* BEGIN Supplied text *
# Emotional Support Pigeon



## Twist36 (May 7, 2015)

I'm looking into getting a pet pigeon as an emotional support animal. As such, the bird would come with me everywhere. I was wondering if a pigeon could be trained to stay quiet in class, and ride somewhere on my person (ex: in large sweatshirt pocket, on shoulder, etc.). I found pigeon pants, would they be able to control poop on the go? Information into this would be greatly appreciated.. Thanks.


----------



## John_D (Jan 24, 2002)

Nice idea, but I think you would have more success with a small mammal of some kind.


----------



## spirit wings (Mar 29, 2008)

Twist36 said:


> I'm looking into getting a pet pigeon as an emotional support animal. As such, the bird would come with me everywhere. I was wondering if a pigeon could be trained to stay quiet in class, and ride somewhere on my person (ex: in large sweatshirt pocket, on shoulder, etc.). I found pigeon pants, would they be able to control poop on the go? Information into this would be greatly appreciated.. Thanks.


It may give YOU emotional support but the pigeon would be lacking it , as that is not the kind of life they would probably enjoy, if you have to have a bird a parrot maybe ok with the shoulder and hanging out, but even pets used by people for their own uses need their own space and time without stress . A dog would be one to actually want to be around you for that amount of time.


----------



## Jass SamOplay (May 29, 2012)

Pigeons are so much different from parrots,finches etc. They are kept in lofts and are sort of free birds. Though they're social but they like company of their kind much more than any other. Some pigeons bond with their owners others don't.
Your best bet would be keeping a pug or chihuahua. You can train them from beginning to suit your environment. They would love your company and touch and can handle the daily hustle,Twist36.


----------



## Jay3 (May 4, 2008)

spirit wings said:


> It may give YOU emotional support but the pigeon would be lacking it , as that is not the kind of life they would probably enjoy, if you have to have a bird a parrot maybe ok with the shoulder and hanging out, but even pets used by people for their own uses need their own space and time without stress . A dog would be one to actually want to be around you for that amount of time.



Agree with this. A pigeon wouldn't be happy doing that. And you don't train them to be quiet. With a pigeon, you have to try and coax them to get what you want. A dog you train. Just wouldn't work with a pigeon. There needs are different.


----------



## cwebster (Dec 11, 2010)

Only time I would suggest a pigeon as a companion pet is if it is not releasable. They see you as their mate if they cannot be with another bird. Suggest a pair of guinea pigs or a rabbit if you cannot have a dog or cat. We have two pet pigeons but they were ferals who were not releasable. If you want snuggling and to be able to train the animal agree that a mammal is your best bet.


----------
* END Supplied text *
### What you will do
Decide whether each statement agrees with the forum thread, answering yes or no and quoting the thread's words that settle it.
1. One reply names a pug or chihuahua as the best choice.
2. Jay3 says a pigeon can be trained to be quiet.
3. cwebster's two pet pigeons were ferals that could not be released.
The listing that comes next has no connection to the forum thread.
* BEGIN Dataset extract *
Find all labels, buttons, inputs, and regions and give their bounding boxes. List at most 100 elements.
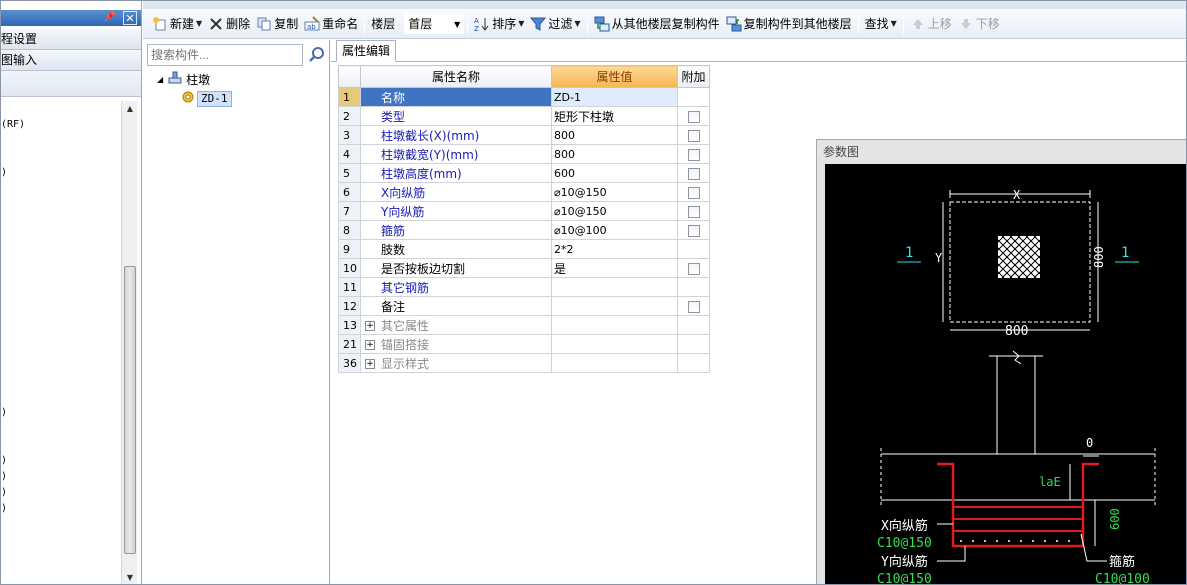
* END Dataset extract *
### Written answer
1. Yes: "Your best bet would be keeping a pug or chihuahua."
2. No: "And you don't train them to be quiet."
3. Yes: "We have two pet pigeons but they were ferals who were not releasable."